Task requirements: From the listing below, extract every line containing "ylabel".

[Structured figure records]
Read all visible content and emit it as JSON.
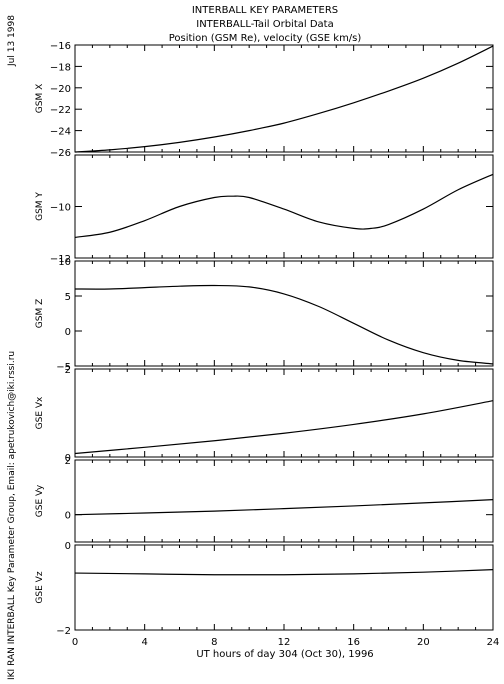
{
  "header": {
    "date": "Jul 13 1998",
    "credit": "IKI RAN INTERBALL Key Parameter Group, Email: apetrukovich@iki.rssi.ru"
  },
  "chart_data": {
    "type": "line",
    "title": [
      "INTERBALL KEY PARAMETERS",
      "INTERBALL-Tail Orbital Data",
      "Position (GSM Re), velocity (GSE km/s)"
    ],
    "xlabel": "UT hours of day 304 (Oct 30), 1996",
    "xlim": [
      0,
      24
    ],
    "xticks": [
      0,
      4,
      8,
      12,
      16,
      20,
      24
    ],
    "panels": [
      {
        "ylabel": "GSM X",
        "ylim": [
          -26,
          -16
        ],
        "yticks": [
          -26,
          -24,
          -22,
          -20,
          -18,
          -16
        ],
        "x": [
          0,
          2,
          4,
          6,
          8,
          10,
          12,
          14,
          16,
          18,
          20,
          22,
          24
        ],
        "y": [
          -26.0,
          -25.8,
          -25.5,
          -25.1,
          -24.6,
          -24.0,
          -23.3,
          -22.4,
          -21.4,
          -20.3,
          -19.1,
          -17.7,
          -16.1
        ]
      },
      {
        "ylabel": "GSM Y",
        "ylim": [
          -12,
          -8
        ],
        "yticks": [
          -12,
          -10
        ],
        "x": [
          0,
          2,
          4,
          6,
          8,
          9,
          10,
          12,
          14,
          16,
          17,
          18,
          20,
          22,
          24
        ],
        "y": [
          -11.2,
          -11.0,
          -10.55,
          -10.0,
          -9.65,
          -9.6,
          -9.65,
          -10.1,
          -10.6,
          -10.85,
          -10.85,
          -10.7,
          -10.1,
          -9.35,
          -8.75
        ]
      },
      {
        "ylabel": "GSM Z",
        "ylim": [
          -5,
          10
        ],
        "yticks": [
          -5,
          0,
          5,
          10
        ],
        "x": [
          0,
          2,
          4,
          6,
          8,
          10,
          12,
          14,
          16,
          18,
          20,
          22,
          24
        ],
        "y": [
          6.0,
          6.0,
          6.2,
          6.4,
          6.5,
          6.3,
          5.3,
          3.5,
          1.1,
          -1.3,
          -3.1,
          -4.2,
          -4.7
        ]
      },
      {
        "ylabel": "GSE Vx",
        "ylim": [
          0,
          2
        ],
        "yticks": [
          0,
          2
        ],
        "x": [
          0,
          4,
          8,
          12,
          16,
          20,
          24
        ],
        "y": [
          0.08,
          0.22,
          0.37,
          0.54,
          0.74,
          0.98,
          1.28
        ]
      },
      {
        "ylabel": "GSE Vy",
        "ylim": [
          -1,
          2
        ],
        "yticks": [
          0,
          2
        ],
        "x": [
          0,
          4,
          8,
          12,
          16,
          20,
          24
        ],
        "y": [
          0.0,
          0.06,
          0.13,
          0.22,
          0.32,
          0.43,
          0.55
        ]
      },
      {
        "ylabel": "GSE Vz",
        "ylim": [
          -2,
          0
        ],
        "yticks": [
          -2,
          0
        ],
        "x": [
          0,
          4,
          8,
          12,
          16,
          20,
          24
        ],
        "y": [
          -0.66,
          -0.68,
          -0.7,
          -0.7,
          -0.68,
          -0.64,
          -0.58
        ]
      }
    ]
  }
}
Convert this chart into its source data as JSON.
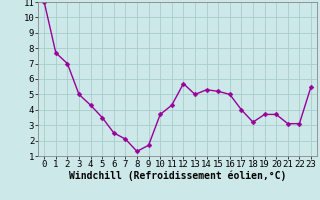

Response to this task:
        "ylabel": "GSM X",
        "ylabel": "GSM Y",
        "ylabel": "GSM Z",
        "ylabel": "GSE Vx",
        "ylabel": "GSE Vy",
        "ylabel": "GSE Vz",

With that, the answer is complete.